### KUTIPAN TEKS
+ + + + + + +

Bukan pekerjaan mudah
Ternyata, menjadi orang tua bukanlah pekerjaan yang mudah. Sebagian mengira bahwa pekerjaan terberat adalah dokter, polisi, tentara, pebisnis, dan yang lainnya. Tiada yang mengira bahwa pekerjaan yang terberat, tak ada waktu untuk pensiun, tak ada waktu libur ataupun cuti, adalah menjadi orang tua.
Orang tua adalah sebuah gelar yang disematkan kepada seseorang yang sudah mempunyai anak, dan gelar ini tidak ada masa pensiunnya, gelar yang masih akan melekat kepada seseorang hingga akhir hayatnya, bahkan dibawa sampai kubur dan akhiratnya.
Sebagaimana seorang memiliki anak, ia akan merawat, mengasuh, dan mendidiknya. Awalnya, bayi diajarkan untuk membalikkan badan dari tengkurap menjadi terlentang, menegakkan kepala, hingga punggungnya cukup kuat untuk duduk. Selanjutnya, ketika kakinya mulai cukup kuat, ia belajar berdiri dan berjalan. Kemudian, anak tersebut diajarkan berbicara, dikenalkan dengan berbagai kosakata, hingga akhirnya mampu berbicara dengan jelas dan berkomunikasi dengan lancar.

+ + + + + + +

### TUJUAN TUGAS 1
Salin ulang kata demi kata baris-baris entri di bawah, mulai dari baris yang memuat "panel-label: (c) xyxy=(652,280,673,301)" sampai baris yang memuat "disc-core xyxy=(120,411,125,416)", termasuk kedua baris itu.
Teks di atas tidak berhubungan dengan entri yang menyusul.

[Item tersimpan dari suatu koleksi]
+ + + + + + +

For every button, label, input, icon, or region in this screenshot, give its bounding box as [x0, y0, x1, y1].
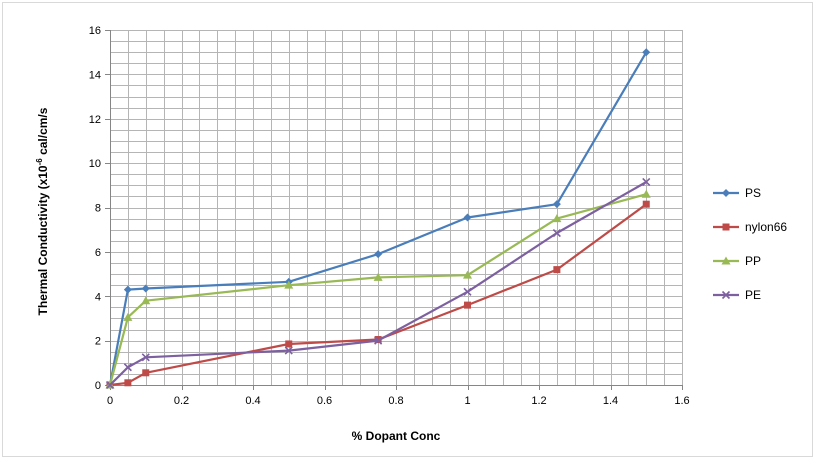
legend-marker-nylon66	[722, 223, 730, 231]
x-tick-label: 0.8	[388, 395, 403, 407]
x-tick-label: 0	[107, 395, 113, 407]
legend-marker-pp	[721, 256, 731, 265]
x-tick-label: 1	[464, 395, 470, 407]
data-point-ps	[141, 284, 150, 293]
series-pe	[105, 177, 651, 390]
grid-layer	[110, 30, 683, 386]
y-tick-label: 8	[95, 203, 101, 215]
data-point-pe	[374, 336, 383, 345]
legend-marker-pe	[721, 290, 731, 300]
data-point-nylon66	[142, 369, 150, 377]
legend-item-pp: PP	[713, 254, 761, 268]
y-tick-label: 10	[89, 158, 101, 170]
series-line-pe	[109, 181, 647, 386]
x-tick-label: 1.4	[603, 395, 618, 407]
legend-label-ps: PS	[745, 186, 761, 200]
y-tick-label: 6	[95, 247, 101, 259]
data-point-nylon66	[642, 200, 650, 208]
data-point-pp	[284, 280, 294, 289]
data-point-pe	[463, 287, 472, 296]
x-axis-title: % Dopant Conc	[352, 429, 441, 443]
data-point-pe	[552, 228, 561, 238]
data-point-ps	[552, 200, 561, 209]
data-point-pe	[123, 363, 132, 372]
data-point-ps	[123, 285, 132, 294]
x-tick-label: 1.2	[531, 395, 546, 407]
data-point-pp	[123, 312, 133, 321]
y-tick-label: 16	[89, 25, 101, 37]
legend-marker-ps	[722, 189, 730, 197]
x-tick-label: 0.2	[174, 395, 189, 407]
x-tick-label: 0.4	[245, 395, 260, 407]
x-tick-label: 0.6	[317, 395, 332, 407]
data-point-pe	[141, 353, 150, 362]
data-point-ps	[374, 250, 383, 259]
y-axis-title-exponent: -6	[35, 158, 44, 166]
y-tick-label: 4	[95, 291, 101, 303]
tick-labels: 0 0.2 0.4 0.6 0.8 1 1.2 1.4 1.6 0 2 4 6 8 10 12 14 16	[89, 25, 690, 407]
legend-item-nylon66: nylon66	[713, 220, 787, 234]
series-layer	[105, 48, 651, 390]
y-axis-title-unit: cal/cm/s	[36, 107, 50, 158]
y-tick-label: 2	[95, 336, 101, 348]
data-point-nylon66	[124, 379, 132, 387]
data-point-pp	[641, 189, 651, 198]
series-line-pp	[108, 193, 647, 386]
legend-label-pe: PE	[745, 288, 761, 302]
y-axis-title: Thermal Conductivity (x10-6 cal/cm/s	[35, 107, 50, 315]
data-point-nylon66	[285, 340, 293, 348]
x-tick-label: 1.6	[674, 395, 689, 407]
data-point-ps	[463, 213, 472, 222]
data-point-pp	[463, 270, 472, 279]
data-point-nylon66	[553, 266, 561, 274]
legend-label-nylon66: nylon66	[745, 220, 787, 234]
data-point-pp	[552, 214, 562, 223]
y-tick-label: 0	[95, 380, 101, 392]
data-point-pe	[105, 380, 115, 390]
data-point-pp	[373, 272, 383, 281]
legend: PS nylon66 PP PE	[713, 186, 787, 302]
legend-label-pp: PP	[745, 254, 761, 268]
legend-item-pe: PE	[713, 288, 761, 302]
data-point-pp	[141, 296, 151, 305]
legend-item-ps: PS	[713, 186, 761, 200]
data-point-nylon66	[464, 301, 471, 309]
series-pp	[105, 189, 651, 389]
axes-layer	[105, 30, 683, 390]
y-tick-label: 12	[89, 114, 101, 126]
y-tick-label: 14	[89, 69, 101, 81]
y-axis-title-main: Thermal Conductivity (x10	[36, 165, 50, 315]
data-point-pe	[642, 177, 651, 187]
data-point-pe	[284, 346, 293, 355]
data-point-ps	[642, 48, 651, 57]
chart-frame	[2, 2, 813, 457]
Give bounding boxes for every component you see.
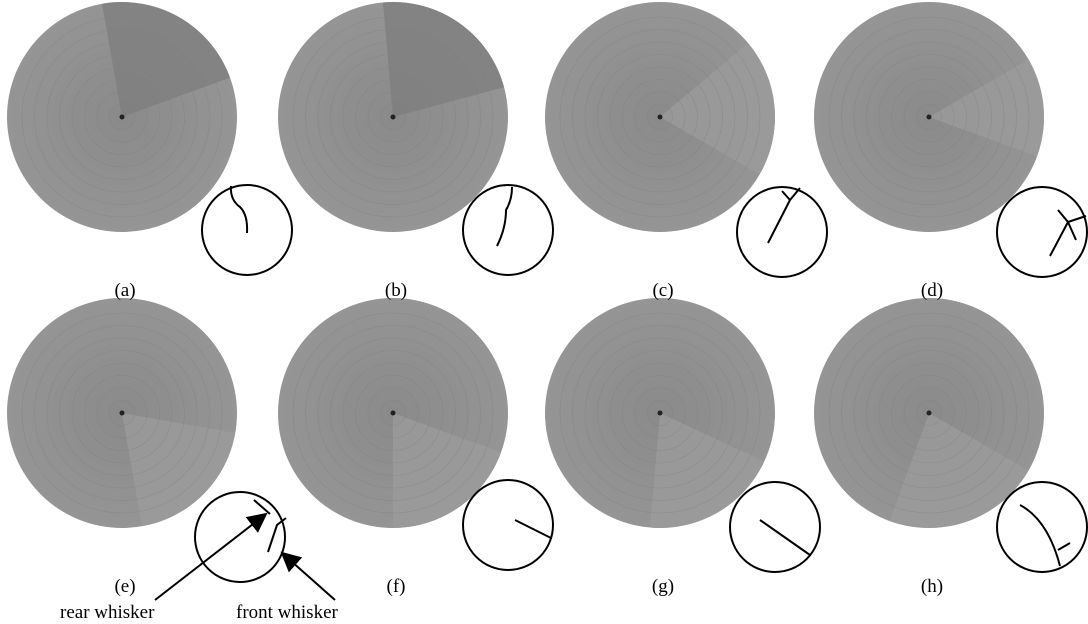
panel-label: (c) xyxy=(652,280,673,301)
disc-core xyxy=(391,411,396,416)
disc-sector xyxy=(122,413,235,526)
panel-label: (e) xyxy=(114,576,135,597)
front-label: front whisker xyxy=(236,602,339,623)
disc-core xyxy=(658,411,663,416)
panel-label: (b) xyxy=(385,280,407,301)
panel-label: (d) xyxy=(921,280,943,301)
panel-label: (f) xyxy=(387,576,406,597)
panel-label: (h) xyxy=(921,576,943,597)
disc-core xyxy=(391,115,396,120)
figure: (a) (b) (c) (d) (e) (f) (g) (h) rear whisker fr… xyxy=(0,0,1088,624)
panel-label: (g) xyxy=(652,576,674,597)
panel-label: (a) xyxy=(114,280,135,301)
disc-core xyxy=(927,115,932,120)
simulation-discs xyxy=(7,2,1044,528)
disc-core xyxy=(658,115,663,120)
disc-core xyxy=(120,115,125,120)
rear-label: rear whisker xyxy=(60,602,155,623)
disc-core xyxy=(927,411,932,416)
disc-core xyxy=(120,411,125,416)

+ + + + + + +

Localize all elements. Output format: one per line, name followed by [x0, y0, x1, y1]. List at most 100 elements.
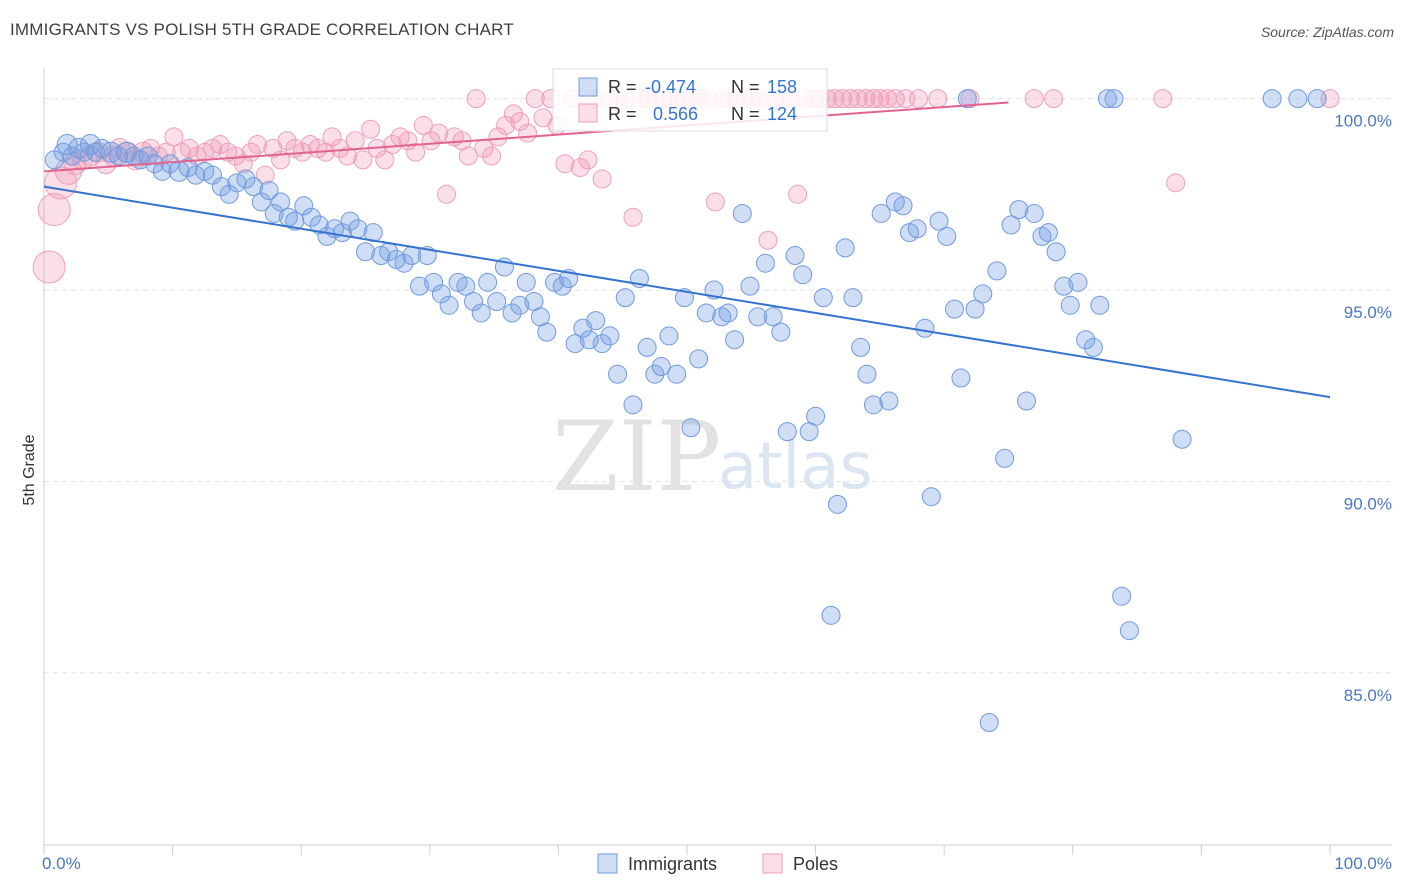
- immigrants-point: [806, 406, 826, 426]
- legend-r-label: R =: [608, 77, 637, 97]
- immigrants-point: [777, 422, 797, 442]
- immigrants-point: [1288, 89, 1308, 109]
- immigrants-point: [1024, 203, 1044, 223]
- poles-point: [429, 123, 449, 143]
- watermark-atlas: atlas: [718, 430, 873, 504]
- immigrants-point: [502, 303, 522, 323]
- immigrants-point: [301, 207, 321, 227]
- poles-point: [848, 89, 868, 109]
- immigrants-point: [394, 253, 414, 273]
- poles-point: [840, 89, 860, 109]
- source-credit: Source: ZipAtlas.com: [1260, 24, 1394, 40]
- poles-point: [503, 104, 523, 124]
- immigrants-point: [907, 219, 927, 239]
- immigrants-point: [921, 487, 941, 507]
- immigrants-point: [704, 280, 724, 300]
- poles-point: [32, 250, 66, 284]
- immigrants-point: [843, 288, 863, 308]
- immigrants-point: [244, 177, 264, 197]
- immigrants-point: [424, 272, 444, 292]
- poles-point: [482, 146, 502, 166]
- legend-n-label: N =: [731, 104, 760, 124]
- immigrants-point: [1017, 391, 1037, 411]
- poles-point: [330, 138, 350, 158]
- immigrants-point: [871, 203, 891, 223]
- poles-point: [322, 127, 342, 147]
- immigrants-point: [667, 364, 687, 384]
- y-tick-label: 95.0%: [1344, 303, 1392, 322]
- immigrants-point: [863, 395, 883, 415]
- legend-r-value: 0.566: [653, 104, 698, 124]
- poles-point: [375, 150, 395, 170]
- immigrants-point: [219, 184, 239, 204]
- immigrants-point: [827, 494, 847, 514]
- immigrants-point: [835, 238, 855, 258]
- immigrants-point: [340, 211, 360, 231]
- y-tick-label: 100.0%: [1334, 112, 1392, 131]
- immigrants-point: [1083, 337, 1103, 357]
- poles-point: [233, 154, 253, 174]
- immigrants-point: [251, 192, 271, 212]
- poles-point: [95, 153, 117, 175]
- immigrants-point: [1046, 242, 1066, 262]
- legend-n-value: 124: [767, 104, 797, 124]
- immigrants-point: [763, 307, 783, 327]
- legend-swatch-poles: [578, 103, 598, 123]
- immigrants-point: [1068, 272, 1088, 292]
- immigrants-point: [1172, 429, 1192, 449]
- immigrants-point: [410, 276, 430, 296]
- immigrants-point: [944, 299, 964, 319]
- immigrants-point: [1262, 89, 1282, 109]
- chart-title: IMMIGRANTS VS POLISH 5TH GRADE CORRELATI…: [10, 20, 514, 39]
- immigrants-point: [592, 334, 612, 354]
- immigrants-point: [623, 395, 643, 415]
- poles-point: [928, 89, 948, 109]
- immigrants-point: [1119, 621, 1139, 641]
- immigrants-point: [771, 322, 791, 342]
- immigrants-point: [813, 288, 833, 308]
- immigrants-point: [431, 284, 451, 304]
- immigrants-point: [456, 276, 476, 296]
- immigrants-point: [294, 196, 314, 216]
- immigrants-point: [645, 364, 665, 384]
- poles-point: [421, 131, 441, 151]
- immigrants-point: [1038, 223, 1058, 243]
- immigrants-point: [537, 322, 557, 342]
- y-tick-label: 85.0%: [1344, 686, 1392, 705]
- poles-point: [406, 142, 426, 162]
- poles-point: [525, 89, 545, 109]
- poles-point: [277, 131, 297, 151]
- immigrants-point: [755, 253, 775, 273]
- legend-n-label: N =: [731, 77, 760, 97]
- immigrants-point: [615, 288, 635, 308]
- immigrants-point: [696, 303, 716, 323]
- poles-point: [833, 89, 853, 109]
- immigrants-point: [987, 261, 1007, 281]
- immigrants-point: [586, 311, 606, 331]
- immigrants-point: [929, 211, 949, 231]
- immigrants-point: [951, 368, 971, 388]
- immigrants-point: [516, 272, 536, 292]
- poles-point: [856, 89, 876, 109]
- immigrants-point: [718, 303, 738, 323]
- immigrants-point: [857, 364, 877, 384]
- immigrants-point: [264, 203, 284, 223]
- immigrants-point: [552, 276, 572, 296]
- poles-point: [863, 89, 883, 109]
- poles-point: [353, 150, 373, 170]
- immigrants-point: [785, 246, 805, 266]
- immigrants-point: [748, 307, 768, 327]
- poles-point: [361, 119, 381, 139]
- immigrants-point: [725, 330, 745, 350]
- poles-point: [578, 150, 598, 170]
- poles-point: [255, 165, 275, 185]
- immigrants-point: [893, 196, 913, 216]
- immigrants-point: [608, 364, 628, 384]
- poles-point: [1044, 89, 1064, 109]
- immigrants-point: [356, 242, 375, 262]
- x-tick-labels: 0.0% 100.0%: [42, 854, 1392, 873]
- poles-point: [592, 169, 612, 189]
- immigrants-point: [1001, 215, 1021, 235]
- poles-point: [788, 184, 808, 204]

+ + + + + + +

### TUJUAN TUGAS 2
Dalam teks tentang menjadi orang tua, apa yang dipelajari anak ketika kakinya mulai cukup kuat?

### HASIL LATIHAN 1
panel-label: (c) xyxy=(652,280,673,301)
disc-core xyxy=(391,411,396,416)
disc-sector xyxy=(122,413,235,526)
panel-label: (e) xyxy=(114,576,135,597)
front-label: front whisker xyxy=(236,602,339,623)
disc-core xyxy=(658,411,663,416)
panel-label: (b) xyxy=(385,280,407,301)
panel-label: (d) xyxy=(921,280,943,301)
panel-label: (f) xyxy=(387,576,406,597)
panel-label: (h) xyxy=(921,576,943,597)
disc-core xyxy=(391,115,396,120)
figure: (a) (b) (c) (d) (e) (f) (g) (h) rear whisker fr… xyxy=(0,0,1088,624)
panel-label: (g) xyxy=(652,576,674,597)
panel-label: (a) xyxy=(114,280,135,301)
disc-core xyxy=(927,115,932,120)
simulation-discs xyxy=(7,2,1044,528)
disc-core xyxy=(658,115,663,120)
disc-core xyxy=(120,115,125,120)
rear-label: rear whisker xyxy=(60,602,155,623)
disc-core xyxy=(927,411,932,416)
disc-core xyxy=(120,411,125,416)

### HASIL LATIHAN 2
Ia belajar berdiri dan berjalan.